**WORK REQUIRED**
Reproduce all entries precisely, down to the last character.

**PROVIDED INFORMATION**
--- Start ---
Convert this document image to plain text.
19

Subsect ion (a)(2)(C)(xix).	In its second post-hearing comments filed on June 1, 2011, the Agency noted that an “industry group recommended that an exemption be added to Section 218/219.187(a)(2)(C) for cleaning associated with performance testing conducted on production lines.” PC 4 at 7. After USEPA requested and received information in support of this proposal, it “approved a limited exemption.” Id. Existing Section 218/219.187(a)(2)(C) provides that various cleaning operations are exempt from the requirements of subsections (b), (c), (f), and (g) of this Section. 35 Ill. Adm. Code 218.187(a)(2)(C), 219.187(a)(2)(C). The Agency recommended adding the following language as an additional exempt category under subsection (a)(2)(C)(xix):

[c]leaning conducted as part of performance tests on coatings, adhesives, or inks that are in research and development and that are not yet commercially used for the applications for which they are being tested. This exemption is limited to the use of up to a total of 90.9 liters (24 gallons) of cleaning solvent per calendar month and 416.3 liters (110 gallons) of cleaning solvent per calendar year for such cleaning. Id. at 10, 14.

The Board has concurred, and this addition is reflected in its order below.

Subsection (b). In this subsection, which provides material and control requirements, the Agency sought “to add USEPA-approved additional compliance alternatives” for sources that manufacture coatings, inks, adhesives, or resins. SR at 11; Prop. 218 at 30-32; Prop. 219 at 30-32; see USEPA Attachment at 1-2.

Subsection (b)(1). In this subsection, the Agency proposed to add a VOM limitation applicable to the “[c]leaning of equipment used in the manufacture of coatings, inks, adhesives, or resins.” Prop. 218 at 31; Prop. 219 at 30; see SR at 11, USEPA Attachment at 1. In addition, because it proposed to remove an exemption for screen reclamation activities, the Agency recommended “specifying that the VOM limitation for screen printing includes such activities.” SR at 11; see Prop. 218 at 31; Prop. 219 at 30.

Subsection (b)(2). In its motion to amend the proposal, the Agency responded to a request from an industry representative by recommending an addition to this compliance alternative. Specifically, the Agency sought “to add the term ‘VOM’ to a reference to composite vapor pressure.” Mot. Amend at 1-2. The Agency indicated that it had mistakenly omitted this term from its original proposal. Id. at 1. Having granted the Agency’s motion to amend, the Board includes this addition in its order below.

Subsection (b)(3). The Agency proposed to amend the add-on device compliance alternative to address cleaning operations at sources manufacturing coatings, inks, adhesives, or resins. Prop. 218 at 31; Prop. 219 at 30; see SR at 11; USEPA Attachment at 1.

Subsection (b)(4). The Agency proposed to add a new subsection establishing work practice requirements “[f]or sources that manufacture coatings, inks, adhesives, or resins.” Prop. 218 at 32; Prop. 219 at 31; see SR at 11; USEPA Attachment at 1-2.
--- End ---
**REPLY**
Convert this document image to plain text.
19

Subsect ion (a)(2)(C)(xix).	In its second post-hearing comments filed on June 1, 2011, the Agency noted that an “industry group recommended that an exemption be added to Section 218/219.187(a)(2)(C) for cleaning associated with performance testing conducted on production lines.” PC 4 at 7. After USEPA requested and received information in support of this proposal, it “approved a limited exemption.” Id. Existing Section 218/219.187(a)(2)(C) provides that various cleaning operations are exempt from the requirements of subsections (b), (c), (f), and (g) of this Section. 35 Ill. Adm. Code 218.187(a)(2)(C), 219.187(a)(2)(C). The Agency recommended adding the following language as an additional exempt category under subsection (a)(2)(C)(xix):

[c]leaning conducted as part of performance tests on coatings, adhesives, or inks that are in research and development and that are not yet commercially used for the applications for which they are being tested. This exemption is limited to the use of up to a total of 90.9 liters (24 gallons) of cleaning solvent per calendar month and 416.3 liters (110 gallons) of cleaning solvent per calendar year for such cleaning. Id. at 10, 14.

The Board has concurred, and this addition is reflected in its order below.

Subsection (b). In this subsection, which provides material and control requirements, the Agency sought “to add USEPA-approved additional compliance alternatives” for sources that manufacture coatings, inks, adhesives, or resins. SR at 11; Prop. 218 at 30-32; Prop. 219 at 30-32; see USEPA Attachment at 1-2.

Subsection (b)(1). In this subsection, the Agency proposed to add a VOM limitation applicable to the “[c]leaning of equipment used in the manufacture of coatings, inks, adhesives, or resins.” Prop. 218 at 31; Prop. 219 at 30; see SR at 11, USEPA Attachment at 1. In addition, because it proposed to remove an exemption for screen reclamation activities, the Agency recommended “specifying that the VOM limitation for screen printing includes such activities.” SR at 11; see Prop. 218 at 31; Prop. 219 at 30.

Subsection (b)(2). In its motion to amend the proposal, the Agency responded to a request from an industry representative by recommending an addition to this compliance alternative. Specifically, the Agency sought “to add the term ‘VOM’ to a reference to composite vapor pressure.” Mot. Amend at 1-2. The Agency indicated that it had mistakenly omitted this term from its original proposal. Id. at 1. Having granted the Agency’s motion to amend, the Board includes this addition in its order below.

Subsection (b)(3). The Agency proposed to amend the add-on device compliance alternative to address cleaning operations at sources manufacturing coatings, inks, adhesives, or resins. Prop. 218 at 31; Prop. 219 at 30; see SR at 11; USEPA Attachment at 1.

Subsection (b)(4). The Agency proposed to add a new subsection establishing work practice requirements “[f]or sources that manufacture coatings, inks, adhesives, or resins.” Prop. 218 at 32; Prop. 219 at 31; see SR at 11; USEPA Attachment at 1-2.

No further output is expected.